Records
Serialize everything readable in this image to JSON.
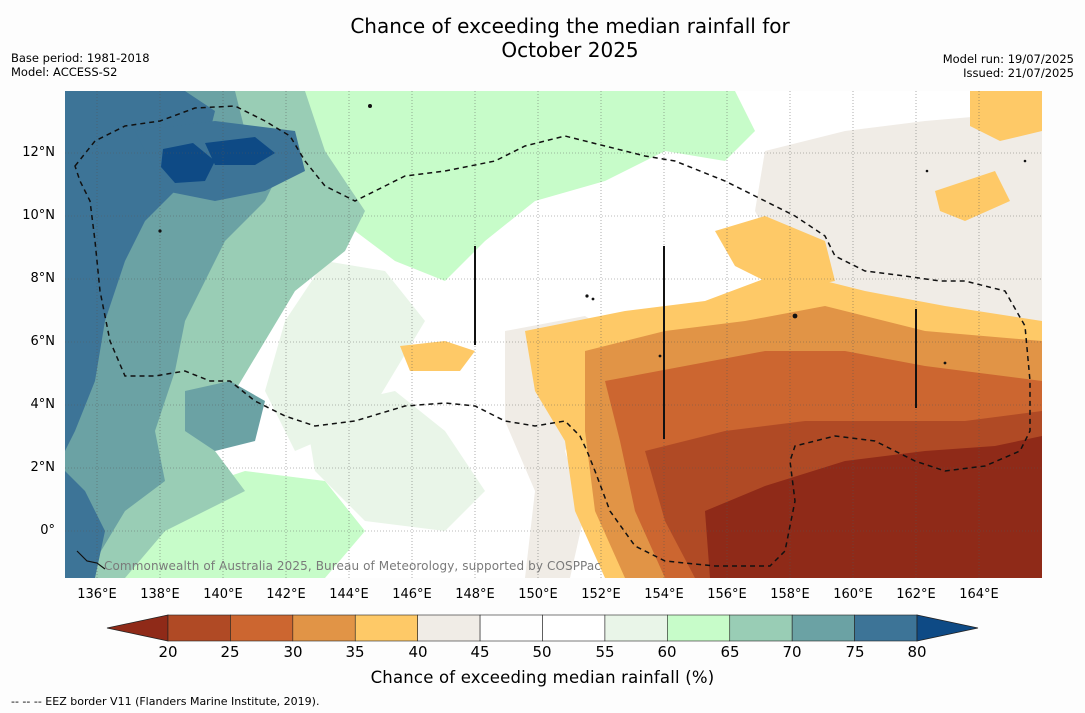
{
  "title_line1": "Chance of exceeding the median rainfall for",
  "title_line2": "October 2025",
  "meta": {
    "base_period": "Base period: 1981-2018",
    "model": "Model: ACCESS-S2",
    "model_run": "Model run: 19/07/2025",
    "issued": "Issued: 21/07/2025"
  },
  "lat_labels": [
    "12°N",
    "10°N",
    "8°N",
    "6°N",
    "4°N",
    "2°N",
    "0°"
  ],
  "lon_labels": [
    "136°E",
    "138°E",
    "140°E",
    "142°E",
    "144°E",
    "146°E",
    "148°E",
    "150°E",
    "152°E",
    "154°E",
    "156°E",
    "158°E",
    "160°E",
    "162°E",
    "164°E"
  ],
  "copyright": "Commonwealth of Australia 2025, Bureau of Meteorology, supported by COSPPac",
  "colorbar": {
    "ticks": [
      "20",
      "25",
      "30",
      "35",
      "40",
      "45",
      "50",
      "55",
      "60",
      "65",
      "70",
      "75",
      "80"
    ],
    "colors": [
      "#8f2a18",
      "#b04a25",
      "#cc6630",
      "#e19446",
      "#fec967",
      "#f0ece6",
      "#fefefe",
      "#ffffff",
      "#e9f5e8",
      "#c7fcc9",
      "#99cdb5",
      "#6ba2a4",
      "#3d7497",
      "#0e4a85"
    ],
    "label": "Chance of exceeding median rainfall (%)"
  },
  "footer": "--  --  -- EEZ border V11 (Flanders Marine Institute, 2019)."
}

EXERCISE GOAL>
Write out every line from the entries where "Chance" appears.

WRITTEN REPLY>
  "title_line1": "Chance of exceeding the median rainfall for",
    "label": "Chance of exceeding median rainfall (%)"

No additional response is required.